* _Exercise goal_
Convert every line of the data below into a JSON list of strings, one string per line, skipping blank lines and leaving out the pictures.
____ Records
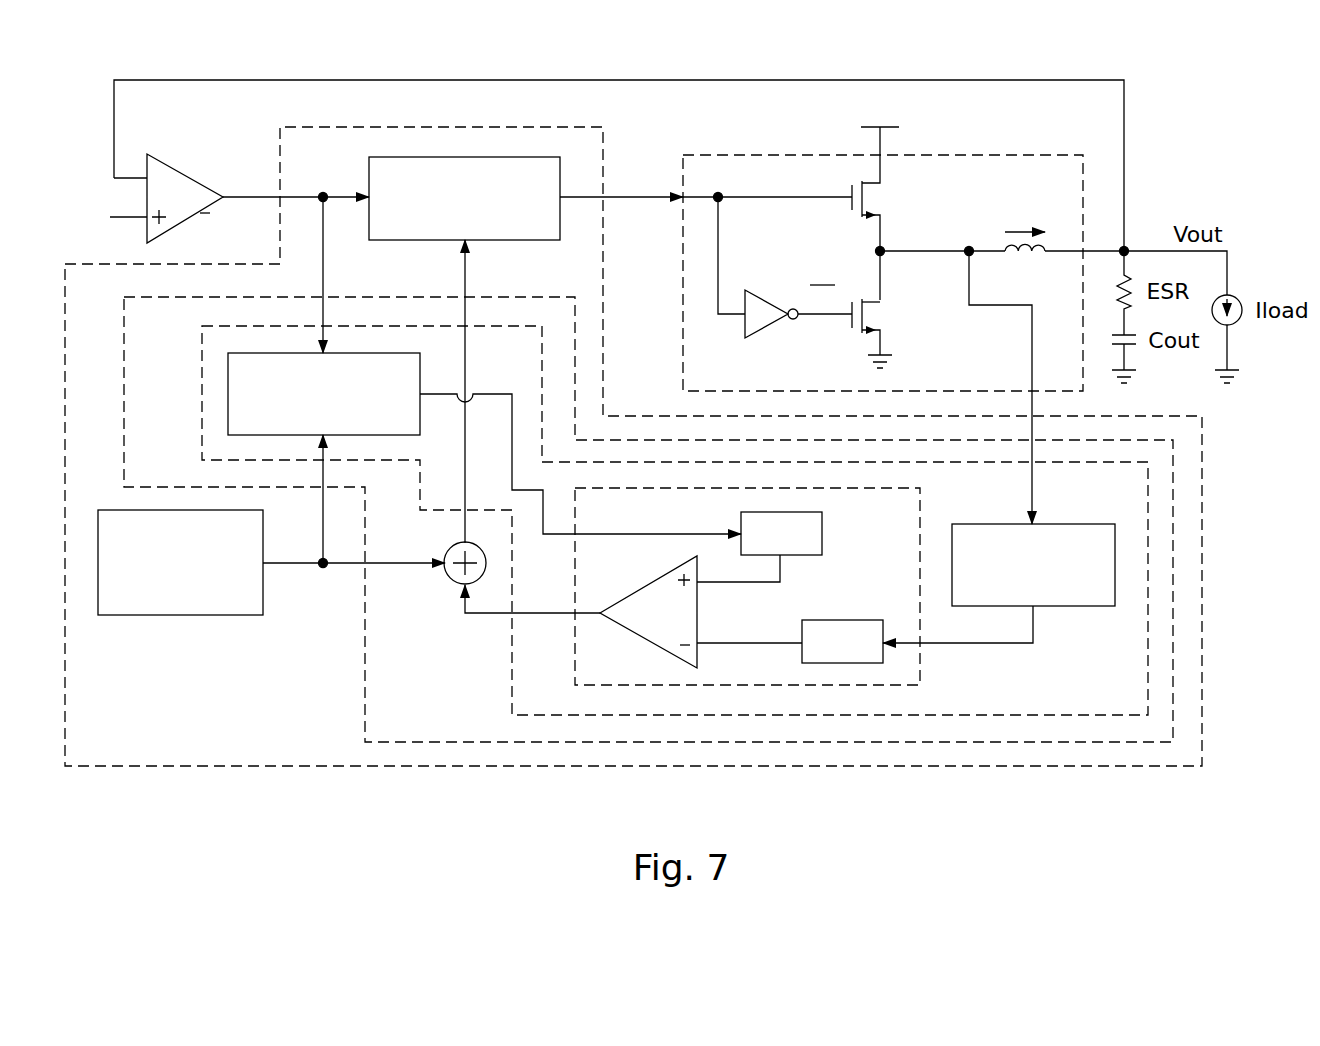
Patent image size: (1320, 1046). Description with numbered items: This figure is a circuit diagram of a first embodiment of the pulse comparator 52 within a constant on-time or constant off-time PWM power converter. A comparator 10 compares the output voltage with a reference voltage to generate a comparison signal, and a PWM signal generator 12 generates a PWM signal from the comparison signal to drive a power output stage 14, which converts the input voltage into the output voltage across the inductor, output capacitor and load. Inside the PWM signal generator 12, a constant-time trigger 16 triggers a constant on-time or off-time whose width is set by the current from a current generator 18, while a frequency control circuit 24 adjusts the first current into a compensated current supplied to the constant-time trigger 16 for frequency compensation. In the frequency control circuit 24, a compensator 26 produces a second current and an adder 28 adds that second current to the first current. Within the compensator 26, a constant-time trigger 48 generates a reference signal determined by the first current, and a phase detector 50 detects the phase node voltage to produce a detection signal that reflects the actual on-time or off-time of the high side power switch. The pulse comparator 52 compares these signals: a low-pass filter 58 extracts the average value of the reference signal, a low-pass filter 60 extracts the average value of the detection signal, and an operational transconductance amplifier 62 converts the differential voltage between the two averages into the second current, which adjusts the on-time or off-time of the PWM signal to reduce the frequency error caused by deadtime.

The comparator 10 is at (180, 168).
The PWM signal generator 12 is at (1202, 592).
The power output stage 14 is at (990, 155).
The constant-time trigger 16 is at (523, 241).
The current generator 18 is at (178, 615).
The frequency control circuit 24 is at (365, 640).
The compensator 26 is at (512, 666).
The adder 28 is at (462, 592).
The constant-time trigger 48 is at (228, 395).
The phase detector 50 is at (1115, 560).
The pulse comparator 52 is at (745, 488).
The low-pass filter 58 is at (822, 532).
The low-pass filter 60 is at (840, 663).
The operational transconductance amplifier 62 is at (645, 640).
________
* _Exercise solution_
[
  "Patent image size: (1320, 1046). Description with numbered items: This figure is a circuit diagram of a first embodiment of the pulse comparator 52 within a constant on-time or constant off-time PWM power converter. A comparator 10 compares the output voltage with a reference voltage to generate a comparison signal, and a PWM signal generator 12 generates a PWM signal from the comparison signal to drive a power output stage 14, which converts the input voltage into the output voltage across the inductor, output capacitor and load. Inside the PWM signal generator 12, a constant-time trigger 16 triggers a constant on-time or off-time whose width is set by the current from a current generator 18, while a frequency control circuit 24 adjusts the first current into a compensated current supplied to the constant-time trigger 16 for frequency compensation. In the frequency control circuit 24, a compensator 26 produces a second current and an adder 28 adds that second current to the first current. Within the compensator 26, a constant-time trigger 48 generates a reference signal determined by the first current, and a phase detector 50 detects the phase node voltage to produce a detection signal that reflects the actual on-time or off-time of the high side power switch. The pulse comparator 52 compares these signals: a low-pass filter 58 extracts the average value of the reference signal, a low-pass filter 60 extracts the average value of the detection signal, and an operational transconductance amplifier 62 converts the differential voltage between the two averages into the second current, which adjusts the on-time or off-time of the PWM signal to reduce the frequency error caused by deadtime.",
  "The comparator 10 is at (180, 168).",
  "The PWM signal generator 12 is at (1202, 592).",
  "The power output stage 14 is at (990, 155).",
  "The constant-time trigger 16 is at (523, 241).",
  "The current generator 18 is at (178, 615).",
  "The frequency control circuit 24 is at (365, 640).",
  "The compensator 26 is at (512, 666).",
  "The adder 28 is at (462, 592).",
  "The constant-time trigger 48 is at (228, 395).",
  "The phase detector 50 is at (1115, 560).",
  "The pulse comparator 52 is at (745, 488).",
  "The low-pass filter 58 is at (822, 532).",
  "The low-pass filter 60 is at (840, 663).",
  "The operational transconductance amplifier 62 is at (645, 640)."
]